• _Task to carry out_: Give the listing below again in full, exactly as written.
* * * * * * * * *
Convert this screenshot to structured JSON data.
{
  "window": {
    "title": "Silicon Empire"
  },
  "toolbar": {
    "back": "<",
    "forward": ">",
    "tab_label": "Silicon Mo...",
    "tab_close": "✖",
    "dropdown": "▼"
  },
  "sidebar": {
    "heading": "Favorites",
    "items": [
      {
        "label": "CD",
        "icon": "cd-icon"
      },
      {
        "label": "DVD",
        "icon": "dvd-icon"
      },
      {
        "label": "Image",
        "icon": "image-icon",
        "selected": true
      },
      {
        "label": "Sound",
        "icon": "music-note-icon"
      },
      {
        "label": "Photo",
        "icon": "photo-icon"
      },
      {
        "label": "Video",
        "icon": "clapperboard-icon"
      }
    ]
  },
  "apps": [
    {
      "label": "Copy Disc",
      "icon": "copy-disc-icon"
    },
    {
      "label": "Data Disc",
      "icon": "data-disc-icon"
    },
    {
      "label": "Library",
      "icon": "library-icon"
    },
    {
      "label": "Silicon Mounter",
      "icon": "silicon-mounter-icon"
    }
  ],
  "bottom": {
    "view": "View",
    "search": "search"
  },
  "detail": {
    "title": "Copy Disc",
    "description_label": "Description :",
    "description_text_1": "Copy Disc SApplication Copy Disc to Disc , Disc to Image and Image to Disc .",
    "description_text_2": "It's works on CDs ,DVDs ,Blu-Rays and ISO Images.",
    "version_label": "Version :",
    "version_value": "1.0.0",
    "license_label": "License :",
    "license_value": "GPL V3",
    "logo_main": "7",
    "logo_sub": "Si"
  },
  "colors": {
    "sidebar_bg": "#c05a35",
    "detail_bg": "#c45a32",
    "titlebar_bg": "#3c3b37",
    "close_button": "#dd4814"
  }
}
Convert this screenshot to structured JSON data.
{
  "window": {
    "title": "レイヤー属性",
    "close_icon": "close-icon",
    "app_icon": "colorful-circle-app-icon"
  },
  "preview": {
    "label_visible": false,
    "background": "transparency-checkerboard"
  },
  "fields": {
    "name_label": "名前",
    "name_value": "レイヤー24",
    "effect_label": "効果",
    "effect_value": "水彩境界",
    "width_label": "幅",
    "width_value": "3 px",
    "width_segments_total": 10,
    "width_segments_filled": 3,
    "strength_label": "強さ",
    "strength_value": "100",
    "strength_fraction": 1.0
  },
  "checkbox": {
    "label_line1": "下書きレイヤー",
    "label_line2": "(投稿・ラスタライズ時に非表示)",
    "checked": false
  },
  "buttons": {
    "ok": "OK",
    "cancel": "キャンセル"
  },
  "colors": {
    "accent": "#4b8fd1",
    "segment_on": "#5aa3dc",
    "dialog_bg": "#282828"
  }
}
* * * * * * * * *
• _Expected output_:
Convert this screenshot to structured JSON data.
{
  "window": {
    "title": "Silicon Empire"
  },
  "toolbar": {
    "back": "<",
    "forward": ">",
    "tab_label": "Silicon Mo...",
    "tab_close": "✖",
    "dropdown": "▼"
  },
  "sidebar": {
    "heading": "Favorites",
    "items": [
      {
        "label": "CD",
        "icon": "cd-icon"
      },
      {
        "label": "DVD",
        "icon": "dvd-icon"
      },
      {
        "label": "Image",
        "icon": "image-icon",
        "selected": true
      },
      {
        "label": "Sound",
        "icon": "music-note-icon"
      },
      {
        "label": "Photo",
        "icon": "photo-icon"
      },
      {
        "label": "Video",
        "icon": "clapperboard-icon"
      }
    ]
  },
  "apps": [
    {
      "label": "Copy Disc",
      "icon": "copy-disc-icon"
    },
    {
      "label": "Data Disc",
      "icon": "data-disc-icon"
    },
    {
      "label": "Library",
      "icon": "library-icon"
    },
    {
      "label": "Silicon Mounter",
      "icon": "silicon-mounter-icon"
    }
  ],
  "bottom": {
    "view": "View",
    "search": "search"
  },
  "detail": {
    "title": "Copy Disc",
    "description_label": "Description :",
    "description_text_1": "Copy Disc SApplication Copy Disc to Disc , Disc to Image and Image to Disc .",
    "description_text_2": "It's works on CDs ,DVDs ,Blu-Rays and ISO Images.",
    "version_label": "Version :",
    "version_value": "1.0.0",
    "license_label": "License :",
    "license_value": "GPL V3",
    "logo_main": "7",
    "logo_sub": "Si"
  },
  "colors": {
    "sidebar_bg": "#c05a35",
    "detail_bg": "#c45a32",
    "titlebar_bg": "#3c3b37",
    "close_button": "#dd4814"
  }
}
Convert this screenshot to structured JSON data.
{
  "window": {
    "title": "レイヤー属性",
    "close_icon": "close-icon",
    "app_icon": "colorful-circle-app-icon"
  },
  "preview": {
    "label_visible": false,
    "background": "transparency-checkerboard"
  },
  "fields": {
    "name_label": "名前",
    "name_value": "レイヤー24",
    "effect_label": "効果",
    "effect_value": "水彩境界",
    "width_label": "幅",
    "width_value": "3 px",
    "width_segments_total": 10,
    "width_segments_filled": 3,
    "strength_label": "強さ",
    "strength_value": "100",
    "strength_fraction": 1.0
  },
  "checkbox": {
    "label_line1": "下書きレイヤー",
    "label_line2": "(投稿・ラスタライズ時に非表示)",
    "checked": false
  },
  "buttons": {
    "ok": "OK",
    "cancel": "キャンセル"
  },
  "colors": {
    "accent": "#4b8fd1",
    "segment_on": "#5aa3dc",
    "dialog_bg": "#282828"
  }
}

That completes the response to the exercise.